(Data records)
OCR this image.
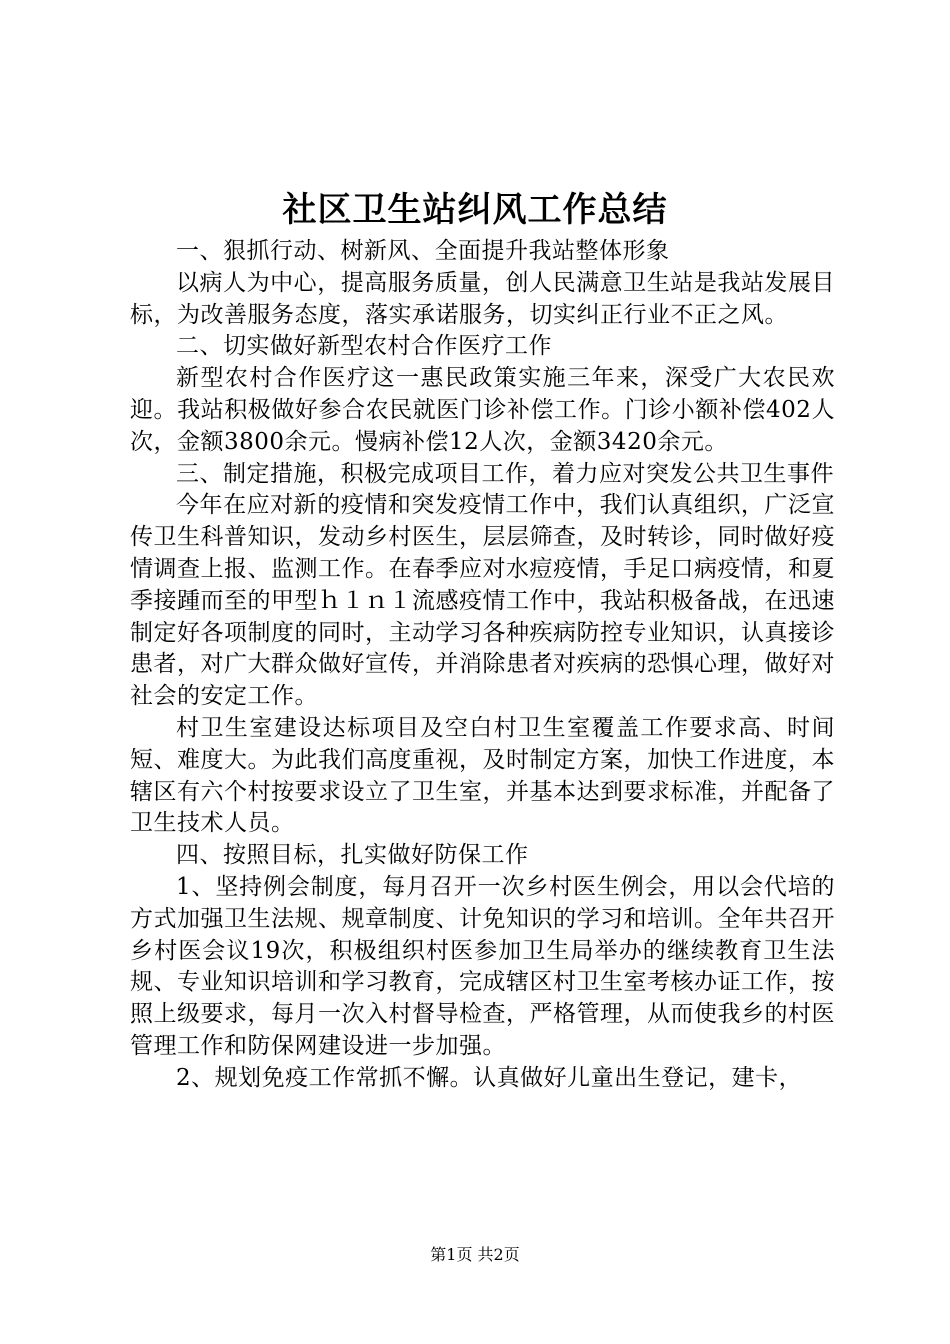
社区卫生站纠风工作总结

一、狠抓行动、树新风、全面提升我站整体形象

以病人为中心，提高服务质量，创人民满意卫生站是我站发展目标，为改善服务态度，落实承诺服务，切实纠正行业不正之风。

二、切实做好新型农村合作医疗工作

新型农村合作医疗这一惠民政策实施三年来，深受广大农民欢迎。我站积极做好参合农民就医门诊补偿工作。门诊小额补偿402人次，金额3800余元。慢病补偿12人次，金额3420余元。

三、制定措施，积极完成项目工作，着力应对突发公共卫生事件

今年在应对新的疫情和突发疫情工作中，我们认真组织，广泛宣传卫生科普知识，发动乡村医生，层层筛查，及时转诊，同时做好疫情调查上报、监测工作。在春季应对水痘疫情，手足口病疫情，和夏季接踵而至的甲型ｈ１ｎ１流感疫情工作中，我站积极备战，在迅速制定好各项制度的同时，主动学习各种疾病防控专业知识，认真接诊患者，对广大群众做好宣传，并消除患者对疾病的恐惧心理，做好对社会的安定工作。

村卫生室建设达标项目及空白村卫生室覆盖工作要求高、时间短、难度大。为此我们高度重视，及时制定方案，加快工作进度，本辖区有六个村按要求设立了卫生室，并基本达到要求标准，并配备了卫生技术人员。

四、按照目标，扎实做好防保工作

1、坚持例会制度，每月召开一次乡村医生例会，用以会代培的方式加强卫生法规、规章制度、计免知识的学习和培训。全年共召开乡村医会议19次，积极组织村医参加卫生局举办的继续教育卫生法规、专业知识培训和学习教育，完成辖区村卫生室考核办证工作，按照上级要求，每月一次入村督导检查，严格管理，从而使我乡的村医管理工作和防保网建设进一步加强。

2、规划免疫工作常抓不懈。认真做好儿童出生登记，建卡，

第1页 共2页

Problem description.
Reproduce the data word for word, excluding its pictures.

Solved problem.
OCR this image.
社区卫生站纠风工作总结

一、狠抓行动、树新风、全面提升我站整体形象

以病人为中心，提高服务质量，创人民满意卫生站是我站发展目标，为改善服务态度，落实承诺服务，切实纠正行业不正之风。

二、切实做好新型农村合作医疗工作

新型农村合作医疗这一惠民政策实施三年来，深受广大农民欢迎。我站积极做好参合农民就医门诊补偿工作。门诊小额补偿402人次，金额3800余元。慢病补偿12人次，金额3420余元。

三、制定措施，积极完成项目工作，着力应对突发公共卫生事件

今年在应对新的疫情和突发疫情工作中，我们认真组织，广泛宣传卫生科普知识，发动乡村医生，层层筛查，及时转诊，同时做好疫情调查上报、监测工作。在春季应对水痘疫情，手足口病疫情，和夏季接踵而至的甲型ｈ１ｎ１流感疫情工作中，我站积极备战，在迅速制定好各项制度的同时，主动学习各种疾病防控专业知识，认真接诊患者，对广大群众做好宣传，并消除患者对疾病的恐惧心理，做好对社会的安定工作。

村卫生室建设达标项目及空白村卫生室覆盖工作要求高、时间短、难度大。为此我们高度重视，及时制定方案，加快工作进度，本辖区有六个村按要求设立了卫生室，并基本达到要求标准，并配备了卫生技术人员。

四、按照目标，扎实做好防保工作

1、坚持例会制度，每月召开一次乡村医生例会，用以会代培的方式加强卫生法规、规章制度、计免知识的学习和培训。全年共召开乡村医会议19次，积极组织村医参加卫生局举办的继续教育卫生法规、专业知识培训和学习教育，完成辖区村卫生室考核办证工作，按照上级要求，每月一次入村督导检查，严格管理，从而使我乡的村医管理工作和防保网建设进一步加强。

2、规划免疫工作常抓不懈。认真做好儿童出生登记，建卡，

第1页 共2页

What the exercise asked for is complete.